_Recorded information_.
▬▬▬▬▬▬▬▬▬▬

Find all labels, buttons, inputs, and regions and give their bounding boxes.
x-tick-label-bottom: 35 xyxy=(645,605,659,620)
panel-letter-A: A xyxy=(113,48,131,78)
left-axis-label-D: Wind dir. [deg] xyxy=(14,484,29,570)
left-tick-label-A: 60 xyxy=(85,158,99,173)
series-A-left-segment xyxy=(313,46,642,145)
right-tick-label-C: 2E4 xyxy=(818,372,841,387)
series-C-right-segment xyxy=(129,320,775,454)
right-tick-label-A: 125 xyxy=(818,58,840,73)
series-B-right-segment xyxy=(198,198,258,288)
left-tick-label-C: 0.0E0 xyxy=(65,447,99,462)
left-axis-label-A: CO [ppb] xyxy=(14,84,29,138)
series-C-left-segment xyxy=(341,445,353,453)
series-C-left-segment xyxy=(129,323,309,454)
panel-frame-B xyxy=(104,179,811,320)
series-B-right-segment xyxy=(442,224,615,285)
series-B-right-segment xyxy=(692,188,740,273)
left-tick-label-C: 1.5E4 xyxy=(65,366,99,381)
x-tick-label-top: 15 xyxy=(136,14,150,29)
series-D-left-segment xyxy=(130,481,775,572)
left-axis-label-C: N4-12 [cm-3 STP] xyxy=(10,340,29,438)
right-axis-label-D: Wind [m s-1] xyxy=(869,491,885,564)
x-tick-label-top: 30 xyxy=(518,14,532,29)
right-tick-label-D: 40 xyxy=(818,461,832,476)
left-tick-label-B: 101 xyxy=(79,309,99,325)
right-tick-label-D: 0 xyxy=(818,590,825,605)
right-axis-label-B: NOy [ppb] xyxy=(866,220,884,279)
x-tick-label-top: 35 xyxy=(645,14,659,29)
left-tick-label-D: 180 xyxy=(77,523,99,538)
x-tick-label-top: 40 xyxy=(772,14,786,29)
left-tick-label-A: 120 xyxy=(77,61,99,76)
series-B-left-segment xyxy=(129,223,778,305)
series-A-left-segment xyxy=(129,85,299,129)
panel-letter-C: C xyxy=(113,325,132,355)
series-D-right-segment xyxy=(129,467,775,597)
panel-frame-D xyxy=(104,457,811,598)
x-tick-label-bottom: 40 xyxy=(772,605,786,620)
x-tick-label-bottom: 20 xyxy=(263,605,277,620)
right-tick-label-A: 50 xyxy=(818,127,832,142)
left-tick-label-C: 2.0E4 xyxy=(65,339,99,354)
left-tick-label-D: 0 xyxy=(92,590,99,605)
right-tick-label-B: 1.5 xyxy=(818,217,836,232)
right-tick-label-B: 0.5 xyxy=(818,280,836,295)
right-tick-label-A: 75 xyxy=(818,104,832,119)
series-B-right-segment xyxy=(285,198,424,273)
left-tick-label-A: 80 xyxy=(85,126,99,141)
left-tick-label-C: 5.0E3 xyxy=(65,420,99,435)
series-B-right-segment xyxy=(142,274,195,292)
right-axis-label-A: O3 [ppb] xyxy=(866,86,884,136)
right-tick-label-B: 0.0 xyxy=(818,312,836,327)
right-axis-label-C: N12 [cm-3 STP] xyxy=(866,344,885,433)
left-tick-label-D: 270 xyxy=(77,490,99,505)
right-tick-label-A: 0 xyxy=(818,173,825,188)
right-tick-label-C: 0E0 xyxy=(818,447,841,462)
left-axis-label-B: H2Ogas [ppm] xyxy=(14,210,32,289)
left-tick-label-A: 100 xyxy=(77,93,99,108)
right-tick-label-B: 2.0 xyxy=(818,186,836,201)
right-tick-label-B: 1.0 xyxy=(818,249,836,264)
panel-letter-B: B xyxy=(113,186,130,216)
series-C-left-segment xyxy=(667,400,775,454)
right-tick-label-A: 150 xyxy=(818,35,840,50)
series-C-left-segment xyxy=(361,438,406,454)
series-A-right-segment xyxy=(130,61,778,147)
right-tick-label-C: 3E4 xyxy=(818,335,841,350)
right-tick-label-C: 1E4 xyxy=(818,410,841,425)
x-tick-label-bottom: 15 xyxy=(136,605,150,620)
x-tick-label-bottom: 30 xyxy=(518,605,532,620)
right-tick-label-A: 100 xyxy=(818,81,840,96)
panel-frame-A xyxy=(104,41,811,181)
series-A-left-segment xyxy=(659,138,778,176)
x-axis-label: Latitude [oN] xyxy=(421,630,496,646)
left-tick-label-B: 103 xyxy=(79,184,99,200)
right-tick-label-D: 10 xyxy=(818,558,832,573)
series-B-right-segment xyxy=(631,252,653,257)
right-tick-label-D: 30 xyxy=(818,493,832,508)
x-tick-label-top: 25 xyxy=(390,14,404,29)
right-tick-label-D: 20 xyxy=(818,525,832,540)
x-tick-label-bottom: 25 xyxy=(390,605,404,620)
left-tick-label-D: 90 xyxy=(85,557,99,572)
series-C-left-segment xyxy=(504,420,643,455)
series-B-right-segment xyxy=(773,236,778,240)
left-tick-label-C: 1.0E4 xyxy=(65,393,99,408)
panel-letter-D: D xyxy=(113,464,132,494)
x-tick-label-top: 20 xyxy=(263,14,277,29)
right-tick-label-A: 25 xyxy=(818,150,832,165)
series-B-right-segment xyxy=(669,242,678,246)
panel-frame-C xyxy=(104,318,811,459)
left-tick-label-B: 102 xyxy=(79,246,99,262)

▬▬▬▬▬▬▬▬▬▬

Please render all of the material above as a Markdown table with two columns, "No." for the row number and "Line" for the line itself. Leave out blank lines.

_Answer to the exercise_.
| No. | Line |
|---|---|
| 1 | Find all labels, buttons, inputs, and regions and give their bounding boxes. |
| 2 | x-tick-label-bottom: 35 xyxy=(645,605,659,620) |
| 3 | panel-letter-A: A xyxy=(113,48,131,78) |
| 4 | left-axis-label-D: Wind dir. [deg] xyxy=(14,484,29,570) |
| 5 | left-tick-label-A: 60 xyxy=(85,158,99,173) |
| 6 | series-A-left-segment xyxy=(313,46,642,145) |
| 7 | right-tick-label-C: 2E4 xyxy=(818,372,841,387) |
| 8 | series-C-right-segment xyxy=(129,320,775,454) |
| 9 | right-tick-label-A: 125 xyxy=(818,58,840,73) |
| 10 | series-B-right-segment xyxy=(198,198,258,288) |
| 11 | left-tick-label-C: 0.0E0 xyxy=(65,447,99,462) |
| 12 | left-axis-label-A: CO [ppb] xyxy=(14,84,29,138) |
| 13 | series-C-left-segment xyxy=(341,445,353,453) |
| 14 | series-C-left-segment xyxy=(129,323,309,454) |
| 15 | panel-frame-B xyxy=(104,179,811,320) |
| 16 | series-B-right-segment xyxy=(442,224,615,285) |
| 17 | series-B-right-segment xyxy=(692,188,740,273) |
| 18 | left-tick-label-C: 1.5E4 xyxy=(65,366,99,381) |
| 19 | x-tick-label-top: 15 xyxy=(136,14,150,29) |
| 20 | series-D-left-segment xyxy=(130,481,775,572) |
| 21 | left-axis-label-C: N4-12 [cm-3 STP] xyxy=(10,340,29,438) |
| 22 | right-axis-label-D: Wind [m s-1] xyxy=(869,491,885,564) |
| 23 | x-tick-label-top: 30 xyxy=(518,14,532,29) |
| 24 | right-tick-label-D: 40 xyxy=(818,461,832,476) |
| 25 | left-tick-label-B: 101 xyxy=(79,309,99,325) |
| 26 | right-tick-label-D: 0 xyxy=(818,590,825,605) |
| 27 | right-axis-label-B: NOy [ppb] xyxy=(866,220,884,279) |
| 28 | x-tick-label-top: 35 xyxy=(645,14,659,29) |
| 29 | left-tick-label-D: 180 xyxy=(77,523,99,538) |
| 30 | x-tick-label-top: 40 xyxy=(772,14,786,29) |
| 31 | left-tick-label-A: 120 xyxy=(77,61,99,76) |
| 32 | series-B-left-segment xyxy=(129,223,778,305) |
| 33 | series-A-left-segment xyxy=(129,85,299,129) |
| 34 | panel-letter-C: C xyxy=(113,325,132,355) |
| 35 | series-D-right-segment xyxy=(129,467,775,597) |
| 36 | panel-frame-D xyxy=(104,457,811,598) |
| 37 | x-tick-label-bottom: 40 xyxy=(772,605,786,620) |
| 38 | x-tick-label-bottom: 20 xyxy=(263,605,277,620) |
| 39 | right-tick-label-A: 50 xyxy=(818,127,832,142) |
| 40 | left-tick-label-C: 2.0E4 xyxy=(65,339,99,354) |
| 41 | left-tick-label-D: 0 xyxy=(92,590,99,605) |
| 42 | right-tick-label-B: 1.5 xyxy=(818,217,836,232) |
| 43 | right-tick-label-B: 0.5 xyxy=(818,280,836,295) |
| 44 | right-tick-label-A: 75 xyxy=(818,104,832,119) |
| 45 | series-B-right-segment xyxy=(285,198,424,273) |
| 46 | left-tick-label-A: 80 xyxy=(85,126,99,141) |
| 47 | left-tick-label-C: 5.0E3 xyxy=(65,420,99,435) |
| 48 | series-B-right-segment xyxy=(142,274,195,292) |
| 49 | right-axis-label-A: O3 [ppb] xyxy=(866,86,884,136) |
| 50 | right-tick-label-B: 0.0 xyxy=(818,312,836,327) |
| 51 | right-axis-label-C: N12 [cm-3 STP] xyxy=(866,344,885,433) |
| 52 | left-tick-label-D: 270 xyxy=(77,490,99,505) |
| 53 | right-tick-label-A: 0 xyxy=(818,173,825,188) |
| 54 | right-tick-label-C: 0E0 xyxy=(818,447,841,462) |
| 55 | left-axis-label-B: H2Ogas [ppm] xyxy=(14,210,32,289) |
| 56 | left-tick-label-A: 100 xyxy=(77,93,99,108) |
| 57 | right-tick-label-B: 2.0 xyxy=(818,186,836,201) |
| 58 | right-tick-label-B: 1.0 xyxy=(818,249,836,264) |
| 59 | panel-letter-B: B xyxy=(113,186,130,216) |
| 60 | series-C-left-segment xyxy=(667,400,775,454) |
| 61 | right-tick-label-A: 150 xyxy=(818,35,840,50) |
| 62 | series-C-left-segment xyxy=(361,438,406,454) |
| 63 | series-A-right-segment xyxy=(130,61,778,147) |
| 64 | right-tick-label-C: 3E4 xyxy=(818,335,841,350) |
| 65 | right-tick-label-C: 1E4 xyxy=(818,410,841,425) |
| 66 | x-tick-label-bottom: 15 xyxy=(136,605,150,620) |
| 67 | x-tick-label-bottom: 30 xyxy=(518,605,532,620) |
| 68 | right-tick-label-A: 100 xyxy=(818,81,840,96) |
| 69 | panel-frame-A xyxy=(104,41,811,181) |
| 70 | series-A-left-segment xyxy=(659,138,778,176) |
| 71 | x-axis-label: Latitude [oN] xyxy=(421,630,496,646) |
| 72 | left-tick-label-B: 103 xyxy=(79,184,99,200) |
| 73 | right-tick-label-D: 10 xyxy=(818,558,832,573) |
| 74 | series-B-right-segment xyxy=(631,252,653,257) |
| 75 | right-tick-label-D: 30 xyxy=(818,493,832,508) |
| 76 | x-tick-label-top: 25 xyxy=(390,14,404,29) |
| 77 | right-tick-label-D: 20 xyxy=(818,525,832,540) |
| 78 | x-tick-label-bottom: 25 xyxy=(390,605,404,620) |
| 79 | left-tick-label-D: 90 xyxy=(85,557,99,572) |
| 80 | series-C-left-segment xyxy=(504,420,643,455) |
| 81 | series-B-right-segment xyxy=(773,236,778,240) |
| 82 | left-tick-label-C: 1.0E4 xyxy=(65,393,99,408) |
| 83 | panel-letter-D: D xyxy=(113,464,132,494) |
| 84 | x-tick-label-top: 20 xyxy=(263,14,277,29) |
| 85 | right-tick-label-A: 25 xyxy=(818,150,832,165) |
| 86 | series-B-right-segment xyxy=(669,242,678,246) |
| 87 | panel-frame-C xyxy=(104,318,811,459) |
| 88 | left-tick-label-B: 102 xyxy=(79,246,99,262) |